═════ STORED ROWS ═════
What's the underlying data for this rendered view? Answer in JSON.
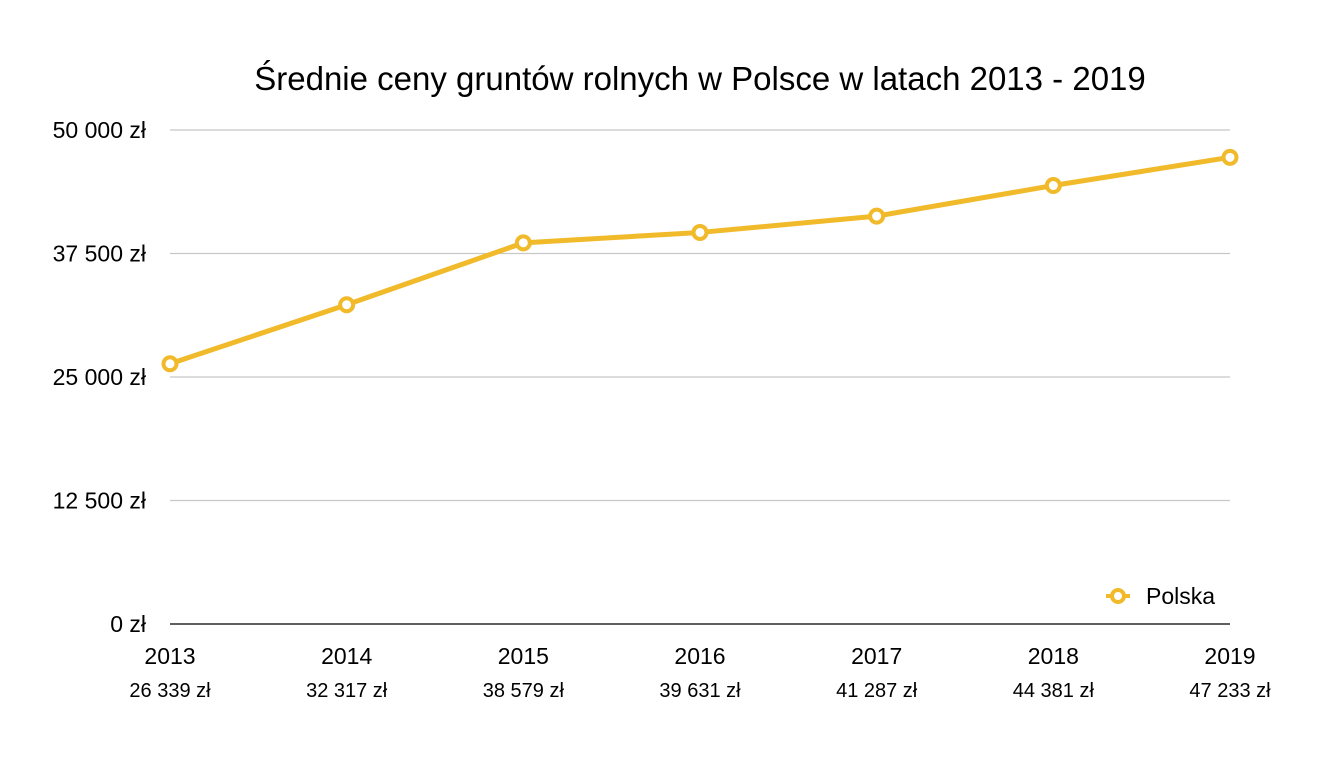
{
  "chart_data": {
    "type": "line",
    "title": "Średnie ceny gruntów rolnych w Polsce w latach 2013 - 2019",
    "xlabel": "",
    "ylabel": "",
    "categories": [
      "2013",
      "2014",
      "2015",
      "2016",
      "2017",
      "2018",
      "2019"
    ],
    "series": [
      {
        "name": "Polska",
        "color": "#F0BA2A",
        "values": [
          26339,
          32317,
          38579,
          39631,
          41287,
          44381,
          47233
        ]
      }
    ],
    "data_labels": [
      "26 339 zł",
      "32 317 zł",
      "38 579 zł",
      "39 631 zł",
      "41 287 zł",
      "44 381 zł",
      "47 233 zł"
    ],
    "ylim": [
      0,
      50000
    ],
    "yticks": [
      0,
      12500,
      25000,
      37500,
      50000
    ],
    "ytick_labels": [
      "0 zł",
      "12 500 zł",
      "25 000 zł",
      "37 500 zł",
      "50 000 zł"
    ],
    "grid": true,
    "legend_position": "bottom-right"
  }
}
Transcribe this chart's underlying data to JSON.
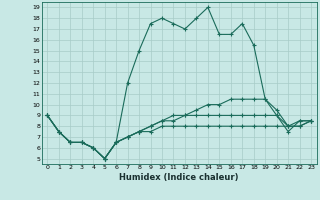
{
  "xlabel": "Humidex (Indice chaleur)",
  "bg_color": "#c8e8e5",
  "grid_color": "#a8ccc8",
  "line_color": "#1a6b5a",
  "xlim": [
    -0.5,
    23.5
  ],
  "ylim": [
    4.5,
    19.5
  ],
  "yticks": [
    5,
    6,
    7,
    8,
    9,
    10,
    11,
    12,
    13,
    14,
    15,
    16,
    17,
    18,
    19
  ],
  "xticks": [
    0,
    1,
    2,
    3,
    4,
    5,
    6,
    7,
    8,
    9,
    10,
    11,
    12,
    13,
    14,
    15,
    16,
    17,
    18,
    19,
    20,
    21,
    22,
    23
  ],
  "series": [
    [
      9.0,
      7.5,
      6.5,
      6.5,
      6.0,
      5.0,
      6.5,
      12.0,
      15.0,
      17.5,
      18.0,
      17.5,
      17.0,
      18.0,
      19.0,
      16.5,
      16.5,
      17.5,
      15.5,
      10.5,
      9.0,
      7.5,
      8.5,
      8.5
    ],
    [
      9.0,
      7.5,
      6.5,
      6.5,
      6.0,
      5.0,
      6.5,
      7.0,
      7.5,
      8.0,
      8.5,
      8.5,
      9.0,
      9.5,
      10.0,
      10.0,
      10.5,
      10.5,
      10.5,
      10.5,
      9.5,
      8.0,
      8.5,
      8.5
    ],
    [
      9.0,
      7.5,
      6.5,
      6.5,
      6.0,
      5.0,
      6.5,
      7.0,
      7.5,
      8.0,
      8.5,
      9.0,
      9.0,
      9.0,
      9.0,
      9.0,
      9.0,
      9.0,
      9.0,
      9.0,
      9.0,
      8.0,
      8.0,
      8.5
    ],
    [
      9.0,
      7.5,
      6.5,
      6.5,
      6.0,
      5.0,
      6.5,
      7.0,
      7.5,
      7.5,
      8.0,
      8.0,
      8.0,
      8.0,
      8.0,
      8.0,
      8.0,
      8.0,
      8.0,
      8.0,
      8.0,
      8.0,
      8.0,
      8.5
    ]
  ]
}
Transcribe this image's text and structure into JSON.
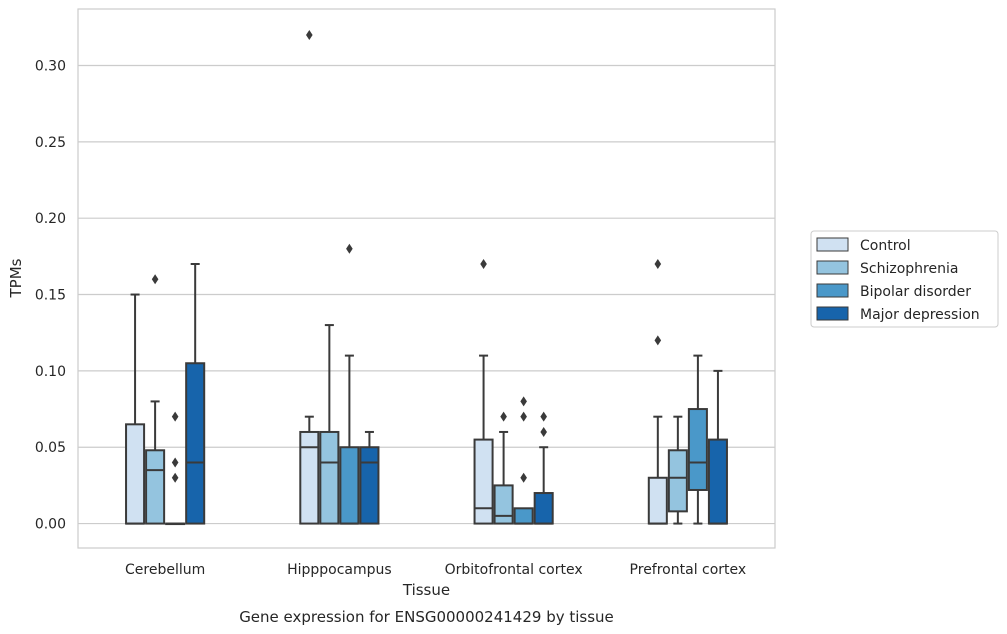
{
  "chart_data": {
    "type": "box",
    "title": "Gene expression for ENSG00000241429 by tissue",
    "xlabel": "Tissue",
    "ylabel": "TPMs",
    "ylim": [
      -0.016,
      0.337
    ],
    "yticks": [
      "0.00",
      "0.05",
      "0.10",
      "0.15",
      "0.20",
      "0.25",
      "0.30"
    ],
    "ytick_values": [
      0,
      0.05,
      0.1,
      0.15,
      0.2,
      0.25,
      0.3
    ],
    "grid": true,
    "legend_position": "right",
    "categories": [
      "Cerebellum",
      "Hipppocampus",
      "Orbitofrontal cortex",
      "Prefrontal cortex"
    ],
    "series": [
      {
        "name": "Control",
        "color": "#d0e1f2",
        "boxes": [
          {
            "q1": 0.0,
            "median": 0.0,
            "q3": 0.065,
            "whisker_low": 0.0,
            "whisker_high": 0.15,
            "outliers": []
          },
          {
            "q1": 0.0,
            "median": 0.05,
            "q3": 0.06,
            "whisker_low": 0.0,
            "whisker_high": 0.07,
            "outliers": [
              0.32
            ]
          },
          {
            "q1": 0.0,
            "median": 0.01,
            "q3": 0.055,
            "whisker_low": 0.0,
            "whisker_high": 0.11,
            "outliers": [
              0.17
            ]
          },
          {
            "q1": 0.0,
            "median": 0.0,
            "q3": 0.03,
            "whisker_low": 0.0,
            "whisker_high": 0.07,
            "outliers": [
              0.12,
              0.17
            ]
          }
        ]
      },
      {
        "name": "Schizophrenia",
        "color": "#94c4df",
        "boxes": [
          {
            "q1": 0.0,
            "median": 0.035,
            "q3": 0.048,
            "whisker_low": 0.0,
            "whisker_high": 0.08,
            "outliers": [
              0.16
            ]
          },
          {
            "q1": 0.0,
            "median": 0.04,
            "q3": 0.06,
            "whisker_low": 0.0,
            "whisker_high": 0.13,
            "outliers": []
          },
          {
            "q1": 0.0,
            "median": 0.005,
            "q3": 0.025,
            "whisker_low": 0.0,
            "whisker_high": 0.06,
            "outliers": [
              0.07
            ]
          },
          {
            "q1": 0.008,
            "median": 0.03,
            "q3": 0.048,
            "whisker_low": 0.0,
            "whisker_high": 0.07,
            "outliers": []
          }
        ]
      },
      {
        "name": "Bipolar disorder",
        "color": "#4a98c9",
        "boxes": [
          {
            "q1": 0.0,
            "median": 0.0,
            "q3": 0.0,
            "whisker_low": 0.0,
            "whisker_high": 0.0,
            "outliers": [
              0.03,
              0.04,
              0.07
            ]
          },
          {
            "q1": 0.0,
            "median": 0.0,
            "q3": 0.05,
            "whisker_low": 0.0,
            "whisker_high": 0.11,
            "outliers": [
              0.18
            ]
          },
          {
            "q1": 0.0,
            "median": 0.0,
            "q3": 0.01,
            "whisker_low": 0.0,
            "whisker_high": 0.01,
            "outliers": [
              0.03,
              0.07,
              0.08
            ]
          },
          {
            "q1": 0.022,
            "median": 0.04,
            "q3": 0.075,
            "whisker_low": 0.0,
            "whisker_high": 0.11,
            "outliers": []
          }
        ]
      },
      {
        "name": "Major depression",
        "color": "#1764ab",
        "boxes": [
          {
            "q1": 0.0,
            "median": 0.04,
            "q3": 0.105,
            "whisker_low": 0.0,
            "whisker_high": 0.17,
            "outliers": []
          },
          {
            "q1": 0.0,
            "median": 0.04,
            "q3": 0.05,
            "whisker_low": 0.0,
            "whisker_high": 0.06,
            "outliers": []
          },
          {
            "q1": 0.0,
            "median": 0.0,
            "q3": 0.02,
            "whisker_low": 0.0,
            "whisker_high": 0.05,
            "outliers": [
              0.06,
              0.07
            ]
          },
          {
            "q1": 0.0,
            "median": 0.0,
            "q3": 0.055,
            "whisker_low": 0.0,
            "whisker_high": 0.1,
            "outliers": []
          }
        ]
      }
    ]
  }
}
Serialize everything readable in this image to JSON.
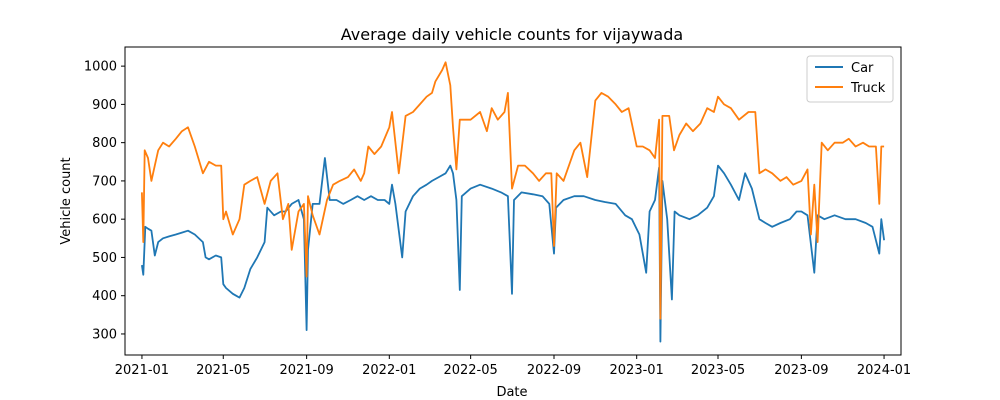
═════
* [REQUEST]: Say how many lines above contain the string "xlabel". Answer with the number only.

* [IN RESPONSE]: 3